Challenge
Skip all pictures, then print the remaining material exactly.

Data rows
-------------------------

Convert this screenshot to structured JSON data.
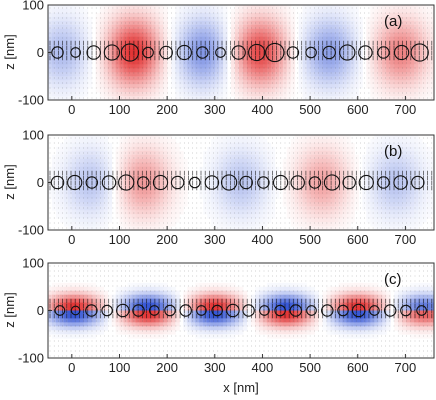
{
  "chart_data": [
    {
      "type": "heatmap",
      "panel_label": "(a)",
      "ylabel": "z [nm]",
      "xlabel": "",
      "xlim": [
        -50,
        760
      ],
      "ylim": [
        -100,
        100
      ],
      "xticks": [
        0,
        100,
        200,
        300,
        400,
        500,
        600,
        700
      ],
      "yticks": [
        100,
        0,
        -100
      ],
      "colormap": [
        "#1a3fd0",
        "#ffffff",
        "#e01a1a"
      ],
      "field_profile": "wide",
      "field_lobes": [
        {
          "x": -20,
          "sign": -1,
          "amp": 0.35
        },
        {
          "x": 130,
          "sign": 1,
          "amp": 0.9
        },
        {
          "x": 275,
          "sign": -1,
          "amp": 0.55
        },
        {
          "x": 395,
          "sign": 1,
          "amp": 0.8
        },
        {
          "x": 540,
          "sign": -1,
          "amp": 0.5
        },
        {
          "x": 690,
          "sign": 1,
          "amp": 0.55
        }
      ],
      "particles": {
        "x_start": -30,
        "spacing": 38,
        "count": 21,
        "radii": [
          12,
          10,
          14,
          16,
          18,
          11,
          13,
          15,
          12,
          10,
          14,
          17,
          19,
          12,
          11,
          13,
          16,
          14,
          12,
          15,
          18
        ]
      }
    },
    {
      "type": "heatmap",
      "panel_label": "(b)",
      "ylabel": "z [nm]",
      "xlabel": "",
      "xlim": [
        -50,
        760
      ],
      "ylim": [
        -100,
        100
      ],
      "xticks": [
        0,
        100,
        200,
        300,
        400,
        500,
        600,
        700
      ],
      "yticks": [
        100,
        0,
        -100
      ],
      "colormap": [
        "#1a3fd0",
        "#ffffff",
        "#e01a1a"
      ],
      "field_profile": "wide",
      "field_lobes": [
        {
          "x": 40,
          "sign": -1,
          "amp": 0.3
        },
        {
          "x": 150,
          "sign": 1,
          "amp": 0.45
        },
        {
          "x": 355,
          "sign": -1,
          "amp": 0.3
        },
        {
          "x": 525,
          "sign": 1,
          "amp": 0.4
        },
        {
          "x": 680,
          "sign": -1,
          "amp": 0.3
        }
      ],
      "particles": {
        "x_start": -30,
        "spacing": 36,
        "count": 22,
        "radii": [
          13,
          15,
          12,
          14,
          16,
          12,
          15,
          13,
          11,
          14,
          16,
          13,
          12,
          15,
          14,
          12,
          16,
          13,
          15,
          12,
          14,
          13
        ]
      }
    },
    {
      "type": "heatmap",
      "panel_label": "(c)",
      "ylabel": "z [nm]",
      "xlabel": "x [nm]",
      "xlim": [
        -50,
        760
      ],
      "ylim": [
        -100,
        100
      ],
      "xticks": [
        0,
        100,
        200,
        300,
        400,
        500,
        600,
        700
      ],
      "yticks": [
        100,
        0,
        -100
      ],
      "colormap": [
        "#1a3fd0",
        "#ffffff",
        "#e01a1a"
      ],
      "field_profile": "antisymmetric",
      "field_lobes": [
        {
          "x": 5,
          "sign": 1,
          "amp": 0.9
        },
        {
          "x": 160,
          "sign": -1,
          "amp": 0.9
        },
        {
          "x": 300,
          "sign": 1,
          "amp": 0.9
        },
        {
          "x": 450,
          "sign": -1,
          "amp": 0.9
        },
        {
          "x": 600,
          "sign": 1,
          "amp": 0.9
        },
        {
          "x": 740,
          "sign": -1,
          "amp": 0.7
        }
      ],
      "particles": {
        "x_start": -25,
        "spacing": 33,
        "count": 24,
        "radii": [
          10,
          9,
          12,
          11,
          13,
          12,
          10,
          11,
          12,
          10,
          11,
          13,
          12,
          10,
          11,
          12,
          10,
          12,
          11,
          13,
          10,
          12,
          11,
          10
        ]
      }
    }
  ]
}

-------------------------

Exercise result
Convert this screenshot to structured JSON data.
{
  "chart_data": [
    {
      "type": "heatmap",
      "panel_label": "(a)",
      "ylabel": "z [nm]",
      "xlabel": "",
      "xlim": [
        -50,
        760
      ],
      "ylim": [
        -100,
        100
      ],
      "xticks": [
        0,
        100,
        200,
        300,
        400,
        500,
        600,
        700
      ],
      "yticks": [
        100,
        0,
        -100
      ],
      "colormap": [
        "#1a3fd0",
        "#ffffff",
        "#e01a1a"
      ],
      "field_profile": "wide",
      "field_lobes": [
        {
          "x": -20,
          "sign": -1,
          "amp": 0.35
        },
        {
          "x": 130,
          "sign": 1,
          "amp": 0.9
        },
        {
          "x": 275,
          "sign": -1,
          "amp": 0.55
        },
        {
          "x": 395,
          "sign": 1,
          "amp": 0.8
        },
        {
          "x": 540,
          "sign": -1,
          "amp": 0.5
        },
        {
          "x": 690,
          "sign": 1,
          "amp": 0.55
        }
      ],
      "particles": {
        "x_start": -30,
        "spacing": 38,
        "count": 21,
        "radii": [
          12,
          10,
          14,
          16,
          18,
          11,
          13,
          15,
          12,
          10,
          14,
          17,
          19,
          12,
          11,
          13,
          16,
          14,
          12,
          15,
          18
        ]
      }
    },
    {
      "type": "heatmap",
      "panel_label": "(b)",
      "ylabel": "z [nm]",
      "xlabel": "",
      "xlim": [
        -50,
        760
      ],
      "ylim": [
        -100,
        100
      ],
      "xticks": [
        0,
        100,
        200,
        300,
        400,
        500,
        600,
        700
      ],
      "yticks": [
        100,
        0,
        -100
      ],
      "colormap": [
        "#1a3fd0",
        "#ffffff",
        "#e01a1a"
      ],
      "field_profile": "wide",
      "field_lobes": [
        {
          "x": 40,
          "sign": -1,
          "amp": 0.3
        },
        {
          "x": 150,
          "sign": 1,
          "amp": 0.45
        },
        {
          "x": 355,
          "sign": -1,
          "amp": 0.3
        },
        {
          "x": 525,
          "sign": 1,
          "amp": 0.4
        },
        {
          "x": 680,
          "sign": -1,
          "amp": 0.3
        }
      ],
      "particles": {
        "x_start": -30,
        "spacing": 36,
        "count": 22,
        "radii": [
          13,
          15,
          12,
          14,
          16,
          12,
          15,
          13,
          11,
          14,
          16,
          13,
          12,
          15,
          14,
          12,
          16,
          13,
          15,
          12,
          14,
          13
        ]
      }
    },
    {
      "type": "heatmap",
      "panel_label": "(c)",
      "ylabel": "z [nm]",
      "xlabel": "x [nm]",
      "xlim": [
        -50,
        760
      ],
      "ylim": [
        -100,
        100
      ],
      "xticks": [
        0,
        100,
        200,
        300,
        400,
        500,
        600,
        700
      ],
      "yticks": [
        100,
        0,
        -100
      ],
      "colormap": [
        "#1a3fd0",
        "#ffffff",
        "#e01a1a"
      ],
      "field_profile": "antisymmetric",
      "field_lobes": [
        {
          "x": 5,
          "sign": 1,
          "amp": 0.9
        },
        {
          "x": 160,
          "sign": -1,
          "amp": 0.9
        },
        {
          "x": 300,
          "sign": 1,
          "amp": 0.9
        },
        {
          "x": 450,
          "sign": -1,
          "amp": 0.9
        },
        {
          "x": 600,
          "sign": 1,
          "amp": 0.9
        },
        {
          "x": 740,
          "sign": -1,
          "amp": 0.7
        }
      ],
      "particles": {
        "x_start": -25,
        "spacing": 33,
        "count": 24,
        "radii": [
          10,
          9,
          12,
          11,
          13,
          12,
          10,
          11,
          12,
          10,
          11,
          13,
          12,
          10,
          11,
          12,
          10,
          12,
          11,
          13,
          10,
          12,
          11,
          10
        ]
      }
    }
  ]
}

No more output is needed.